◆ **Objective**
Restate the entries below word for word, omitting nothing.

◆ **Data supplied**
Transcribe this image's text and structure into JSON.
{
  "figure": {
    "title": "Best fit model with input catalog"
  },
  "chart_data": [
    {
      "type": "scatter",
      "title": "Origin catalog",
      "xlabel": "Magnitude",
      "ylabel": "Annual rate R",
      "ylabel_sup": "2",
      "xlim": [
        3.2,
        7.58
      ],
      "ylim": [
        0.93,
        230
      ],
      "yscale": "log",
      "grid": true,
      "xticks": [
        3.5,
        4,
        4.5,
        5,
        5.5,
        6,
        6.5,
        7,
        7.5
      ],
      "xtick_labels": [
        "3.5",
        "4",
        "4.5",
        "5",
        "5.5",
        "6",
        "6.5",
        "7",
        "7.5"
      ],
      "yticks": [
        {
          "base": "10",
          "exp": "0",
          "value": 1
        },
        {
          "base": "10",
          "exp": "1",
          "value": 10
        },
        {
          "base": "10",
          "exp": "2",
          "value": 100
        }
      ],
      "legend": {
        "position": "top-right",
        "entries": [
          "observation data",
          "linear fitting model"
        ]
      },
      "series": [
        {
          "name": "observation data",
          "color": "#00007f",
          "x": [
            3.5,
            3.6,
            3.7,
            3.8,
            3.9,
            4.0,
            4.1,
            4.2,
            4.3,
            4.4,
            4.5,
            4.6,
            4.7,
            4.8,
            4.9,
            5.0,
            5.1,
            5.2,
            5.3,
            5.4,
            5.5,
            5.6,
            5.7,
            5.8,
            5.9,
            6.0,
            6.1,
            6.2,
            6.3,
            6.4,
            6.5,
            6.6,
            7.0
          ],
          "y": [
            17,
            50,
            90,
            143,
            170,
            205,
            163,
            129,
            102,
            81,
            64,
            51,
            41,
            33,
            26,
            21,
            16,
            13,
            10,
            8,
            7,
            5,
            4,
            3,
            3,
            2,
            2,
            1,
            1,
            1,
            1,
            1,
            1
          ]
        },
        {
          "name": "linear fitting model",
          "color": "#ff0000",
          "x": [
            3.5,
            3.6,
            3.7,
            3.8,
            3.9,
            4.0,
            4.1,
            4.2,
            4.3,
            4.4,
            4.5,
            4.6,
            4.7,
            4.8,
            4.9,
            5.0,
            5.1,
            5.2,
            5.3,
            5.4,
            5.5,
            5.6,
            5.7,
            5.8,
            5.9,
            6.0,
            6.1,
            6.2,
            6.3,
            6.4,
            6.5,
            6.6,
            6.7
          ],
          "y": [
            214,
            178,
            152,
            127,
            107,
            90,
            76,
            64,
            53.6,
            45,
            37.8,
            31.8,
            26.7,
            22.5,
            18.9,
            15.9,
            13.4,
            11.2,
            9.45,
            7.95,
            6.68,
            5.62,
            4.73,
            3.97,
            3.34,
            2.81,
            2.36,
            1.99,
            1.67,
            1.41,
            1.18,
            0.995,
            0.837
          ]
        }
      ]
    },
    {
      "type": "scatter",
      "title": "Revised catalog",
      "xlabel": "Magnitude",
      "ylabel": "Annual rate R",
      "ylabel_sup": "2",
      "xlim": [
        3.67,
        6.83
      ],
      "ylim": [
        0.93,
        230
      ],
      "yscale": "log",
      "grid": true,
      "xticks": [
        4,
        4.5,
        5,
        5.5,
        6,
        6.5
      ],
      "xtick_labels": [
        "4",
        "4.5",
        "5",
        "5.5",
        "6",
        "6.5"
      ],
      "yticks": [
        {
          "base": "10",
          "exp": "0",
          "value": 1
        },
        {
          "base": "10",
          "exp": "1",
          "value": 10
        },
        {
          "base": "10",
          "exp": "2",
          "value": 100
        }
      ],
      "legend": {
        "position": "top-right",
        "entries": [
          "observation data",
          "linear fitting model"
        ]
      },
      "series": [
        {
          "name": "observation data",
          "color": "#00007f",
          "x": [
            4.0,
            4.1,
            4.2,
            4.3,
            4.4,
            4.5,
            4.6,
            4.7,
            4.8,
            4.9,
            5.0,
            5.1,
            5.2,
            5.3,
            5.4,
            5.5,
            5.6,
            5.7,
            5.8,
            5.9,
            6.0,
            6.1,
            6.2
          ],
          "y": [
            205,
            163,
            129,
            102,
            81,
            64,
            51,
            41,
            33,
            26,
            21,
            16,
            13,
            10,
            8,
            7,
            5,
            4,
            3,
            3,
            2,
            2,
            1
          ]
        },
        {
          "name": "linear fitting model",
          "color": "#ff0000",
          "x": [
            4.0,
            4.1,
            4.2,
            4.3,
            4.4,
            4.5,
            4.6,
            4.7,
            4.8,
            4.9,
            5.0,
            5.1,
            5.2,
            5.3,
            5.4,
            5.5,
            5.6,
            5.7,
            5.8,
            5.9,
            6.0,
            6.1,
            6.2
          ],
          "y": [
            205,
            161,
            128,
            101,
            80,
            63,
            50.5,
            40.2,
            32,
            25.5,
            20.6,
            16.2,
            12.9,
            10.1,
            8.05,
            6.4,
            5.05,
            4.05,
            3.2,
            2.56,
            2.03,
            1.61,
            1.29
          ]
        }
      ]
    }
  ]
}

◆ **Result of the exercise**
Transcribe this image's text and structure into JSON.
{
  "figure": {
    "title": "Best fit model with input catalog"
  },
  "chart_data": [
    {
      "type": "scatter",
      "title": "Origin catalog",
      "xlabel": "Magnitude",
      "ylabel": "Annual rate R",
      "ylabel_sup": "2",
      "xlim": [
        3.2,
        7.58
      ],
      "ylim": [
        0.93,
        230
      ],
      "yscale": "log",
      "grid": true,
      "xticks": [
        3.5,
        4,
        4.5,
        5,
        5.5,
        6,
        6.5,
        7,
        7.5
      ],
      "xtick_labels": [
        "3.5",
        "4",
        "4.5",
        "5",
        "5.5",
        "6",
        "6.5",
        "7",
        "7.5"
      ],
      "yticks": [
        {
          "base": "10",
          "exp": "0",
          "value": 1
        },
        {
          "base": "10",
          "exp": "1",
          "value": 10
        },
        {
          "base": "10",
          "exp": "2",
          "value": 100
        }
      ],
      "legend": {
        "position": "top-right",
        "entries": [
          "observation data",
          "linear fitting model"
        ]
      },
      "series": [
        {
          "name": "observation data",
          "color": "#00007f",
          "x": [
            3.5,
            3.6,
            3.7,
            3.8,
            3.9,
            4.0,
            4.1,
            4.2,
            4.3,
            4.4,
            4.5,
            4.6,
            4.7,
            4.8,
            4.9,
            5.0,
            5.1,
            5.2,
            5.3,
            5.4,
            5.5,
            5.6,
            5.7,
            5.8,
            5.9,
            6.0,
            6.1,
            6.2,
            6.3,
            6.4,
            6.5,
            6.6,
            7.0
          ],
          "y": [
            17,
            50,
            90,
            143,
            170,
            205,
            163,
            129,
            102,
            81,
            64,
            51,
            41,
            33,
            26,
            21,
            16,
            13,
            10,
            8,
            7,
            5,
            4,
            3,
            3,
            2,
            2,
            1,
            1,
            1,
            1,
            1,
            1
          ]
        },
        {
          "name": "linear fitting model",
          "color": "#ff0000",
          "x": [
            3.5,
            3.6,
            3.7,
            3.8,
            3.9,
            4.0,
            4.1,
            4.2,
            4.3,
            4.4,
            4.5,
            4.6,
            4.7,
            4.8,
            4.9,
            5.0,
            5.1,
            5.2,
            5.3,
            5.4,
            5.5,
            5.6,
            5.7,
            5.8,
            5.9,
            6.0,
            6.1,
            6.2,
            6.3,
            6.4,
            6.5,
            6.6,
            6.7
          ],
          "y": [
            214,
            178,
            152,
            127,
            107,
            90,
            76,
            64,
            53.6,
            45,
            37.8,
            31.8,
            26.7,
            22.5,
            18.9,
            15.9,
            13.4,
            11.2,
            9.45,
            7.95,
            6.68,
            5.62,
            4.73,
            3.97,
            3.34,
            2.81,
            2.36,
            1.99,
            1.67,
            1.41,
            1.18,
            0.995,
            0.837
          ]
        }
      ]
    },
    {
      "type": "scatter",
      "title": "Revised catalog",
      "xlabel": "Magnitude",
      "ylabel": "Annual rate R",
      "ylabel_sup": "2",
      "xlim": [
        3.67,
        6.83
      ],
      "ylim": [
        0.93,
        230
      ],
      "yscale": "log",
      "grid": true,
      "xticks": [
        4,
        4.5,
        5,
        5.5,
        6,
        6.5
      ],
      "xtick_labels": [
        "4",
        "4.5",
        "5",
        "5.5",
        "6",
        "6.5"
      ],
      "yticks": [
        {
          "base": "10",
          "exp": "0",
          "value": 1
        },
        {
          "base": "10",
          "exp": "1",
          "value": 10
        },
        {
          "base": "10",
          "exp": "2",
          "value": 100
        }
      ],
      "legend": {
        "position": "top-right",
        "entries": [
          "observation data",
          "linear fitting model"
        ]
      },
      "series": [
        {
          "name": "observation data",
          "color": "#00007f",
          "x": [
            4.0,
            4.1,
            4.2,
            4.3,
            4.4,
            4.5,
            4.6,
            4.7,
            4.8,
            4.9,
            5.0,
            5.1,
            5.2,
            5.3,
            5.4,
            5.5,
            5.6,
            5.7,
            5.8,
            5.9,
            6.0,
            6.1,
            6.2
          ],
          "y": [
            205,
            163,
            129,
            102,
            81,
            64,
            51,
            41,
            33,
            26,
            21,
            16,
            13,
            10,
            8,
            7,
            5,
            4,
            3,
            3,
            2,
            2,
            1
          ]
        },
        {
          "name": "linear fitting model",
          "color": "#ff0000",
          "x": [
            4.0,
            4.1,
            4.2,
            4.3,
            4.4,
            4.5,
            4.6,
            4.7,
            4.8,
            4.9,
            5.0,
            5.1,
            5.2,
            5.3,
            5.4,
            5.5,
            5.6,
            5.7,
            5.8,
            5.9,
            6.0,
            6.1,
            6.2
          ],
          "y": [
            205,
            161,
            128,
            101,
            80,
            63,
            50.5,
            40.2,
            32,
            25.5,
            20.6,
            16.2,
            12.9,
            10.1,
            8.05,
            6.4,
            5.05,
            4.05,
            3.2,
            2.56,
            2.03,
            1.61,
            1.29
          ]
        }
      ]
    }
  ]
}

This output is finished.